_Written problem:_ Every entry below must appear again, exactly as written.

Items from a figure collection:

= = = = =

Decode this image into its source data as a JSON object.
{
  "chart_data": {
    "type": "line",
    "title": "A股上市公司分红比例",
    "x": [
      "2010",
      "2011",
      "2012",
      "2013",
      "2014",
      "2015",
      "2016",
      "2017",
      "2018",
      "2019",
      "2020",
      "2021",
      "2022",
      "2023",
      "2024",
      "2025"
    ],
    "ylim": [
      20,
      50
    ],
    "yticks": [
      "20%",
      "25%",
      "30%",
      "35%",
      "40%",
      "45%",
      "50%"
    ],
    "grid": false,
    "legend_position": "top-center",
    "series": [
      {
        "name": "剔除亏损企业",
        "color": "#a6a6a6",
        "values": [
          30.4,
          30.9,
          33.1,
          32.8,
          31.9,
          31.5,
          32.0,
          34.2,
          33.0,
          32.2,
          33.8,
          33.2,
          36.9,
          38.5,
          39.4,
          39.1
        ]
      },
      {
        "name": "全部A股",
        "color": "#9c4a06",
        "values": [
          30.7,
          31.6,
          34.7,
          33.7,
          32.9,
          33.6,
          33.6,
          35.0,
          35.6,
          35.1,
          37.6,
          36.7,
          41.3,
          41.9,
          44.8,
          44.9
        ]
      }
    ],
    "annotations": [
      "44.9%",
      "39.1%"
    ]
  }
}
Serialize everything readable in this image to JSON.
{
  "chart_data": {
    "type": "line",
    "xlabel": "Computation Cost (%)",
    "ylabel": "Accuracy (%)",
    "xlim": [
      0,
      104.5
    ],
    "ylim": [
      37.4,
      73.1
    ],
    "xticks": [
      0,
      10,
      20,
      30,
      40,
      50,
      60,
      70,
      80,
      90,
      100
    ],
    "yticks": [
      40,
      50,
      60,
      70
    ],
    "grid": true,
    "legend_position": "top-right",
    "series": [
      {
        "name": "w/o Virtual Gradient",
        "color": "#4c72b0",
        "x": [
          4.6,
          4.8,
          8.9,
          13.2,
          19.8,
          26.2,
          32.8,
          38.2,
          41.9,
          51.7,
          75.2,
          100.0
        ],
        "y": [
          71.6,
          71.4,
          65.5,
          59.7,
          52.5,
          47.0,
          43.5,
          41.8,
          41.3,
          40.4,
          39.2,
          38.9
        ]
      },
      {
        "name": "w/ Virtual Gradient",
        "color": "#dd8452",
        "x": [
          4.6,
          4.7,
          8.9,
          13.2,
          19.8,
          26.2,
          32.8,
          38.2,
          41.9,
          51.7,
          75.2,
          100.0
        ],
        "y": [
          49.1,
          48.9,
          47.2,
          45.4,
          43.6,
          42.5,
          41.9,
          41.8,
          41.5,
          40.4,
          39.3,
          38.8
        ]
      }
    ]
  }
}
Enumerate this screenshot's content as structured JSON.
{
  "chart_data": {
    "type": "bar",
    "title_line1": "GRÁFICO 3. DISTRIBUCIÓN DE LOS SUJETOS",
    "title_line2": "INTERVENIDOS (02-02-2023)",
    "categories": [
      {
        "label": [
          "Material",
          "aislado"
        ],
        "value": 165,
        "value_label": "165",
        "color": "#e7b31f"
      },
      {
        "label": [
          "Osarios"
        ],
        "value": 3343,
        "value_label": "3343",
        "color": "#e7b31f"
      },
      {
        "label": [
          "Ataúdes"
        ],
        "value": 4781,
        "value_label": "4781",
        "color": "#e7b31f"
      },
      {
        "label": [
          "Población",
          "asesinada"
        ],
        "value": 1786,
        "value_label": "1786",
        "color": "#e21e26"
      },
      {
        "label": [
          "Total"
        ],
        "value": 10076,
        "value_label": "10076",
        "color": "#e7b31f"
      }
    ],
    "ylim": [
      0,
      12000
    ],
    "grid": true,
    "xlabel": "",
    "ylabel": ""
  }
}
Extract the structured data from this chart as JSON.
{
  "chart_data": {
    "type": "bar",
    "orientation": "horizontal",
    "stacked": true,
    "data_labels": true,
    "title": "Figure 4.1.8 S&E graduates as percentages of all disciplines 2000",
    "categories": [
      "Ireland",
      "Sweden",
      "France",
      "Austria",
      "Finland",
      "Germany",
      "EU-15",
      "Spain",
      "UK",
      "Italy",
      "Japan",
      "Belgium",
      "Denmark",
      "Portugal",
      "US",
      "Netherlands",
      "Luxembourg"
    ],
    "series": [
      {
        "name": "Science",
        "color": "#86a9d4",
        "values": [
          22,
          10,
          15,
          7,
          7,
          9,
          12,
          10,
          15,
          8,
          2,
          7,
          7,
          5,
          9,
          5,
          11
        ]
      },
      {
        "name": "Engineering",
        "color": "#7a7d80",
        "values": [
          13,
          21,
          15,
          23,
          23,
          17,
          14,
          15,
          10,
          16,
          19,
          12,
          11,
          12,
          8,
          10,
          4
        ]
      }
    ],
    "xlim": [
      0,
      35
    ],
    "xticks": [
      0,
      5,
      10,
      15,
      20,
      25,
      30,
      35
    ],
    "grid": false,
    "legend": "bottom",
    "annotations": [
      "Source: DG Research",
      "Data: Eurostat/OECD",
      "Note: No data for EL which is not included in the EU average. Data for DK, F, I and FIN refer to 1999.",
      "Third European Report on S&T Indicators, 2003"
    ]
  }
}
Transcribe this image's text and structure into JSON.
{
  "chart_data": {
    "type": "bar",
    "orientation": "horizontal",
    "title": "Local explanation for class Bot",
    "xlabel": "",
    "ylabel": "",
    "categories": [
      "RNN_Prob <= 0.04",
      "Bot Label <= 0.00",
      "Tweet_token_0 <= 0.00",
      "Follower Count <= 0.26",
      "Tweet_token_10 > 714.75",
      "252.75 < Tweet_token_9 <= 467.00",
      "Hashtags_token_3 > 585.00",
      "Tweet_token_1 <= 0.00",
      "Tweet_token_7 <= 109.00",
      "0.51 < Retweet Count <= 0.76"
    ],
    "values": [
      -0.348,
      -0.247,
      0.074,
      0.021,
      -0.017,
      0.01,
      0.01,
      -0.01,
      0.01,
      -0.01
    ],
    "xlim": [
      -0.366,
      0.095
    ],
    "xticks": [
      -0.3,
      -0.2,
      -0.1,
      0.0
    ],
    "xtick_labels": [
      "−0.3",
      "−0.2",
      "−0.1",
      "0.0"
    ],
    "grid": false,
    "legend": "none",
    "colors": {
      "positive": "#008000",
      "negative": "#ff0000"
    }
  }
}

= = = = =

_Problem solution:_
Decode this image into its source data as a JSON object.
{
  "chart_data": {
    "type": "line",
    "title": "A股上市公司分红比例",
    "x": [
      "2010",
      "2011",
      "2012",
      "2013",
      "2014",
      "2015",
      "2016",
      "2017",
      "2018",
      "2019",
      "2020",
      "2021",
      "2022",
      "2023",
      "2024",
      "2025"
    ],
    "ylim": [
      20,
      50
    ],
    "yticks": [
      "20%",
      "25%",
      "30%",
      "35%",
      "40%",
      "45%",
      "50%"
    ],
    "grid": false,
    "legend_position": "top-center",
    "series": [
      {
        "name": "剔除亏损企业",
        "color": "#a6a6a6",
        "values": [
          30.4,
          30.9,
          33.1,
          32.8,
          31.9,
          31.5,
          32.0,
          34.2,
          33.0,
          32.2,
          33.8,
          33.2,
          36.9,
          38.5,
          39.4,
          39.1
        ]
      },
      {
        "name": "全部A股",
        "color": "#9c4a06",
        "values": [
          30.7,
          31.6,
          34.7,
          33.7,
          32.9,
          33.6,
          33.6,
          35.0,
          35.6,
          35.1,
          37.6,
          36.7,
          41.3,
          41.9,
          44.8,
          44.9
        ]
      }
    ],
    "annotations": [
      "44.9%",
      "39.1%"
    ]
  }
}
Serialize everything readable in this image to JSON.
{
  "chart_data": {
    "type": "line",
    "xlabel": "Computation Cost (%)",
    "ylabel": "Accuracy (%)",
    "xlim": [
      0,
      104.5
    ],
    "ylim": [
      37.4,
      73.1
    ],
    "xticks": [
      0,
      10,
      20,
      30,
      40,
      50,
      60,
      70,
      80,
      90,
      100
    ],
    "yticks": [
      40,
      50,
      60,
      70
    ],
    "grid": true,
    "legend_position": "top-right",
    "series": [
      {
        "name": "w/o Virtual Gradient",
        "color": "#4c72b0",
        "x": [
          4.6,
          4.8,
          8.9,
          13.2,
          19.8,
          26.2,
          32.8,
          38.2,
          41.9,
          51.7,
          75.2,
          100.0
        ],
        "y": [
          71.6,
          71.4,
          65.5,
          59.7,
          52.5,
          47.0,
          43.5,
          41.8,
          41.3,
          40.4,
          39.2,
          38.9
        ]
      },
      {
        "name": "w/ Virtual Gradient",
        "color": "#dd8452",
        "x": [
          4.6,
          4.7,
          8.9,
          13.2,
          19.8,
          26.2,
          32.8,
          38.2,
          41.9,
          51.7,
          75.2,
          100.0
        ],
        "y": [
          49.1,
          48.9,
          47.2,
          45.4,
          43.6,
          42.5,
          41.9,
          41.8,
          41.5,
          40.4,
          39.3,
          38.8
        ]
      }
    ]
  }
}
Enumerate this screenshot's content as structured JSON.
{
  "chart_data": {
    "type": "bar",
    "title_line1": "GRÁFICO 3. DISTRIBUCIÓN DE LOS SUJETOS",
    "title_line2": "INTERVENIDOS (02-02-2023)",
    "categories": [
      {
        "label": [
          "Material",
          "aislado"
        ],
        "value": 165,
        "value_label": "165",
        "color": "#e7b31f"
      },
      {
        "label": [
          "Osarios"
        ],
        "value": 3343,
        "value_label": "3343",
        "color": "#e7b31f"
      },
      {
        "label": [
          "Ataúdes"
        ],
        "value": 4781,
        "value_label": "4781",
        "color": "#e7b31f"
      },
      {
        "label": [
          "Población",
          "asesinada"
        ],
        "value": 1786,
        "value_label": "1786",
        "color": "#e21e26"
      },
      {
        "label": [
          "Total"
        ],
        "value": 10076,
        "value_label": "10076",
        "color": "#e7b31f"
      }
    ],
    "ylim": [
      0,
      12000
    ],
    "grid": true,
    "xlabel": "",
    "ylabel": ""
  }
}
Extract the structured data from this chart as JSON.
{
  "chart_data": {
    "type": "bar",
    "orientation": "horizontal",
    "stacked": true,
    "data_labels": true,
    "title": "Figure 4.1.8 S&E graduates as percentages of all disciplines 2000",
    "categories": [
      "Ireland",
      "Sweden",
      "France",
      "Austria",
      "Finland",
      "Germany",
      "EU-15",
      "Spain",
      "UK",
      "Italy",
      "Japan",
      "Belgium",
      "Denmark",
      "Portugal",
      "US",
      "Netherlands",
      "Luxembourg"
    ],
    "series": [
      {
        "name": "Science",
        "color": "#86a9d4",
        "values": [
          22,
          10,
          15,
          7,
          7,
          9,
          12,
          10,
          15,
          8,
          2,
          7,
          7,
          5,
          9,
          5,
          11
        ]
      },
      {
        "name": "Engineering",
        "color": "#7a7d80",
        "values": [
          13,
          21,
          15,
          23,
          23,
          17,
          14,
          15,
          10,
          16,
          19,
          12,
          11,
          12,
          8,
          10,
          4
        ]
      }
    ],
    "xlim": [
      0,
      35
    ],
    "xticks": [
      0,
      5,
      10,
      15,
      20,
      25,
      30,
      35
    ],
    "grid": false,
    "legend": "bottom",
    "annotations": [
      "Source: DG Research",
      "Data: Eurostat/OECD",
      "Note: No data for EL which is not included in the EU average. Data for DK, F, I and FIN refer to 1999.",
      "Third European Report on S&T Indicators, 2003"
    ]
  }
}
Transcribe this image's text and structure into JSON.
{
  "chart_data": {
    "type": "bar",
    "orientation": "horizontal",
    "title": "Local explanation for class Bot",
    "xlabel": "",
    "ylabel": "",
    "categories": [
      "RNN_Prob <= 0.04",
      "Bot Label <= 0.00",
      "Tweet_token_0 <= 0.00",
      "Follower Count <= 0.26",
      "Tweet_token_10 > 714.75",
      "252.75 < Tweet_token_9 <= 467.00",
      "Hashtags_token_3 > 585.00",
      "Tweet_token_1 <= 0.00",
      "Tweet_token_7 <= 109.00",
      "0.51 < Retweet Count <= 0.76"
    ],
    "values": [
      -0.348,
      -0.247,
      0.074,
      0.021,
      -0.017,
      0.01,
      0.01,
      -0.01,
      0.01,
      -0.01
    ],
    "xlim": [
      -0.366,
      0.095
    ],
    "xticks": [
      -0.3,
      -0.2,
      -0.1,
      0.0
    ],
    "xtick_labels": [
      "−0.3",
      "−0.2",
      "−0.1",
      "0.0"
    ],
    "grid": false,
    "legend": "none",
    "colors": {
      "positive": "#008000",
      "negative": "#ff0000"
    }
  }
}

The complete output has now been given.